▶ _Working data_:
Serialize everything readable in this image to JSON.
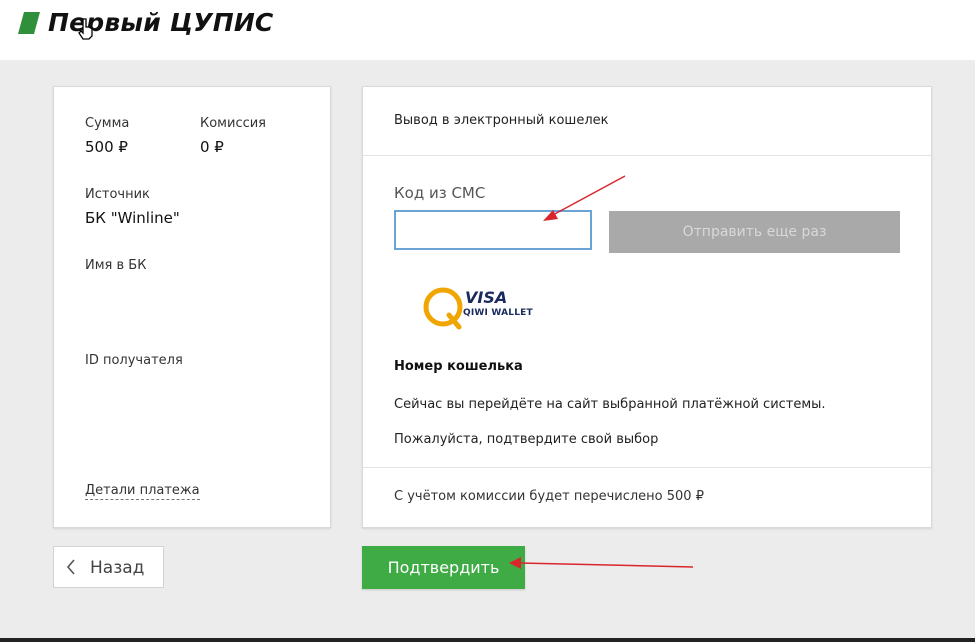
{
  "header": {
    "logo_text": "Первый ЦУПИС",
    "brand_color": "#2f8f3a",
    "logo_icon": "green-parallelogram-icon",
    "cursor_icon": "hand-pointer-icon"
  },
  "summary": {
    "amount_label": "Сумма",
    "amount_value": "500 ₽",
    "commission_label": "Комиссия",
    "commission_value": "0 ₽",
    "source_label": "Источник",
    "source_value": "БК \"Winline\"",
    "bk_name_label": "Имя в БК",
    "recipient_id_label": "ID получателя",
    "details_link": "Детали платежа"
  },
  "withdrawal": {
    "title": "Вывод в электронный кошелек",
    "sms_label": "Код из СМС",
    "sms_value": "",
    "resend_button": "Отправить еще раз",
    "wallet_logo": {
      "icon": "qiwi-q-icon",
      "visa_text": "VISA",
      "wallet_text": "QIWI WALLET"
    },
    "wallet_number_label": "Номер кошелька",
    "redirect_info": "Сейчас вы перейдёте на сайт выбранной платёжной системы.",
    "confirm_info": "Пожалуйста, подтвердите свой выбор",
    "footer_note": "С учётом комиссии будет перечислено 500 ₽"
  },
  "actions": {
    "back_label": "Назад",
    "back_icon": "chevron-left-icon",
    "confirm_label": "Подтвердить",
    "confirm_color": "#3eab45"
  },
  "annotations": {
    "arrow_color": "#d9262c",
    "arrow_icon": "red-arrow-icon"
  }
}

▶ _Short exercise_: Retype everything in the material word for word, minus pictures.

▶ _Final answer_:
Serialize everything readable in this image to JSON.
{
  "header": {
    "logo_text": "Первый ЦУПИС",
    "brand_color": "#2f8f3a",
    "logo_icon": "green-parallelogram-icon",
    "cursor_icon": "hand-pointer-icon"
  },
  "summary": {
    "amount_label": "Сумма",
    "amount_value": "500 ₽",
    "commission_label": "Комиссия",
    "commission_value": "0 ₽",
    "source_label": "Источник",
    "source_value": "БК \"Winline\"",
    "bk_name_label": "Имя в БК",
    "recipient_id_label": "ID получателя",
    "details_link": "Детали платежа"
  },
  "withdrawal": {
    "title": "Вывод в электронный кошелек",
    "sms_label": "Код из СМС",
    "sms_value": "",
    "resend_button": "Отправить еще раз",
    "wallet_logo": {
      "icon": "qiwi-q-icon",
      "visa_text": "VISA",
      "wallet_text": "QIWI WALLET"
    },
    "wallet_number_label": "Номер кошелька",
    "redirect_info": "Сейчас вы перейдёте на сайт выбранной платёжной системы.",
    "confirm_info": "Пожалуйста, подтвердите свой выбор",
    "footer_note": "С учётом комиссии будет перечислено 500 ₽"
  },
  "actions": {
    "back_label": "Назад",
    "back_icon": "chevron-left-icon",
    "confirm_label": "Подтвердить",
    "confirm_color": "#3eab45"
  },
  "annotations": {
    "arrow_color": "#d9262c",
    "arrow_icon": "red-arrow-icon"
  }
}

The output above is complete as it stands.